» What needs to be done
Copy out every record below exactly as written, but leave out any pictures.

* Begin Dataset extract *

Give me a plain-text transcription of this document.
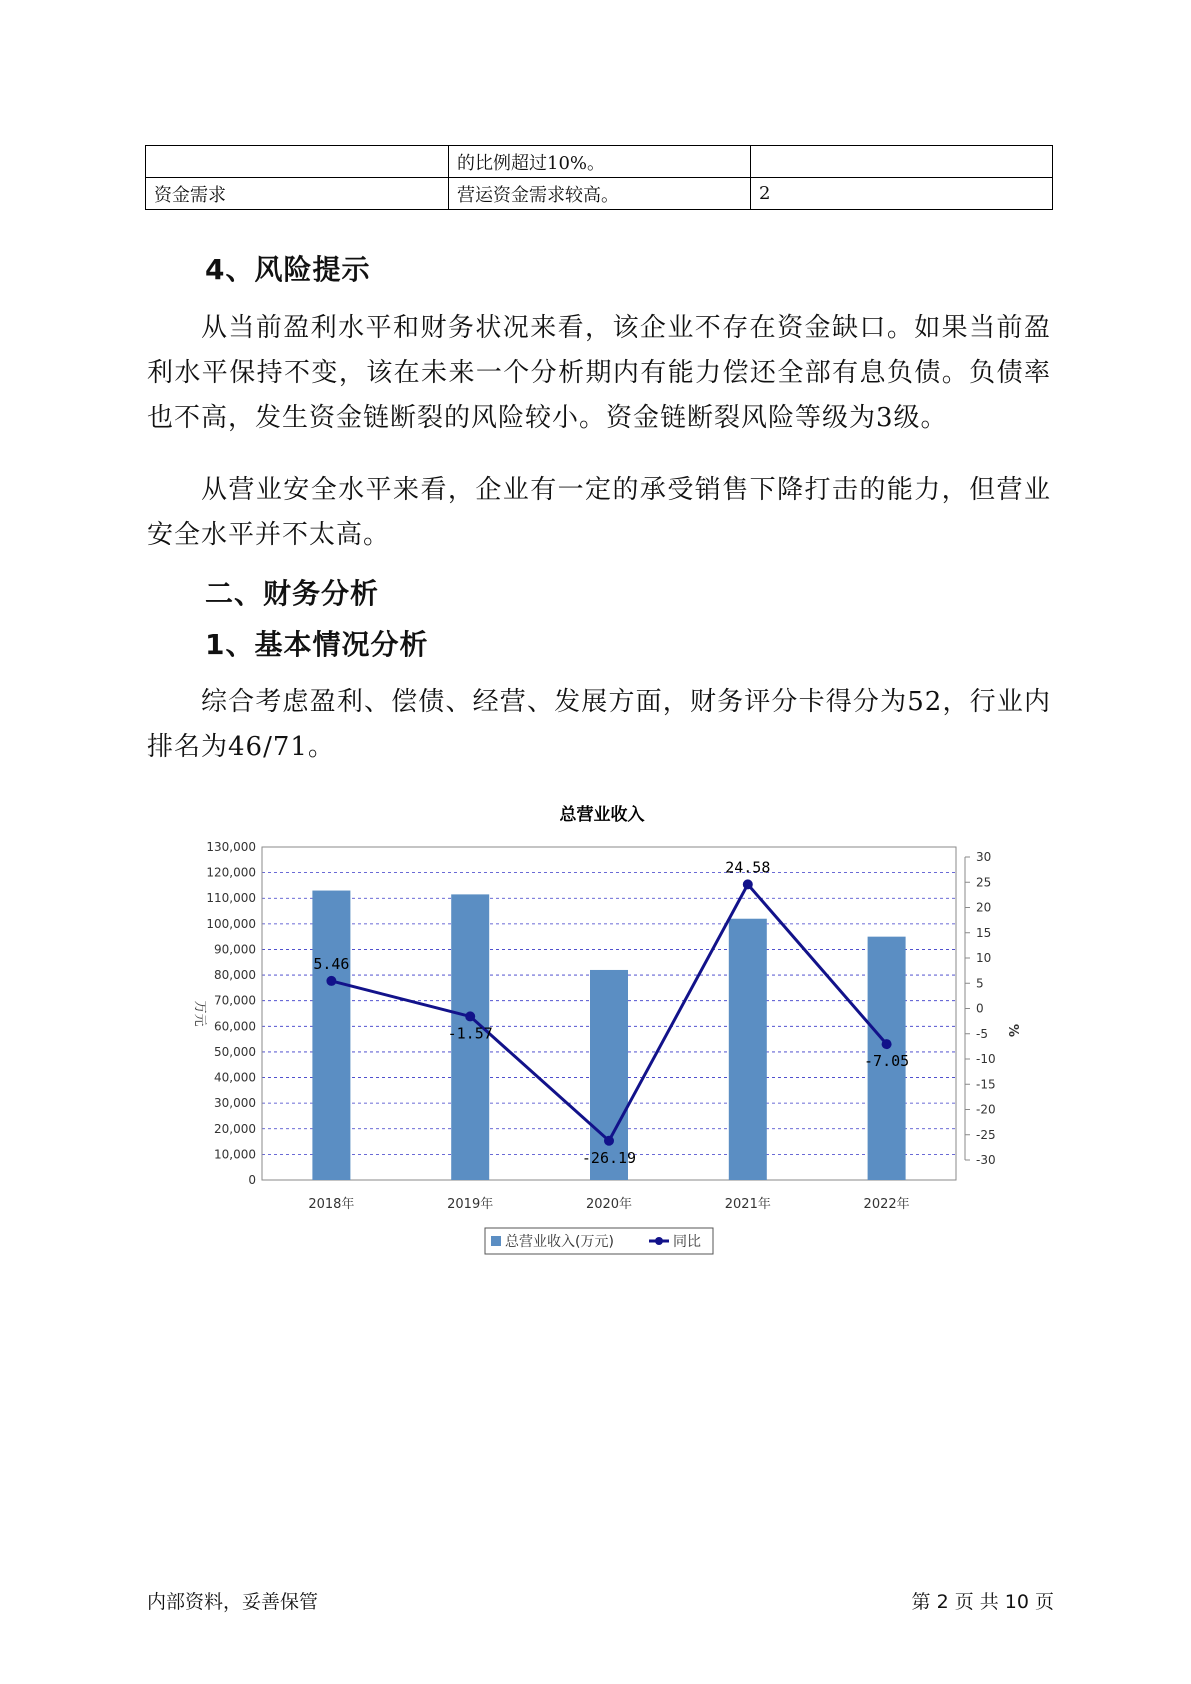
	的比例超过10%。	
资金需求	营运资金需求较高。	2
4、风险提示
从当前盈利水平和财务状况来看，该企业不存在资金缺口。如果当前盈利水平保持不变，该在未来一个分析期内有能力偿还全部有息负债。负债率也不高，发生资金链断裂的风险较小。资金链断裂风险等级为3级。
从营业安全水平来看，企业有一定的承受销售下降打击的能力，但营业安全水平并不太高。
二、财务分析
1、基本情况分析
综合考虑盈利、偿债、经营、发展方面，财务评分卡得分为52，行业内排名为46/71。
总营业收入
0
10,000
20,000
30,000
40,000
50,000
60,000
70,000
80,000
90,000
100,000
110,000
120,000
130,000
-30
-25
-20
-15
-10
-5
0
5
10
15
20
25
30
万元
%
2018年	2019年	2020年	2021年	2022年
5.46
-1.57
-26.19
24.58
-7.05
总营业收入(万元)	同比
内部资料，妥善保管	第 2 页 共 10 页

* End Dataset extract *

» The completed task
Give me a plain-text transcription of this document.
	的比例超过10%。	
资金需求	营运资金需求较高。	2
4、风险提示
从当前盈利水平和财务状况来看，该企业不存在资金缺口。如果当前盈利水平保持不变，该在未来一个分析期内有能力偿还全部有息负债。负债率也不高，发生资金链断裂的风险较小。资金链断裂风险等级为3级。
从营业安全水平来看，企业有一定的承受销售下降打击的能力，但营业安全水平并不太高。
二、财务分析
1、基本情况分析
综合考虑盈利、偿债、经营、发展方面，财务评分卡得分为52，行业内排名为46/71。
总营业收入
0
10,000
20,000
30,000
40,000
50,000
60,000
70,000
80,000
90,000
100,000
110,000
120,000
130,000
-30
-25
-20
-15
-10
-5
0
5
10
15
20
25
30
万元
%
2018年	2019年	2020年	2021年	2022年
5.46
-1.57
-26.19
24.58
-7.05
总营业收入(万元)	同比
内部资料，妥善保管	第 2 页 共 10 页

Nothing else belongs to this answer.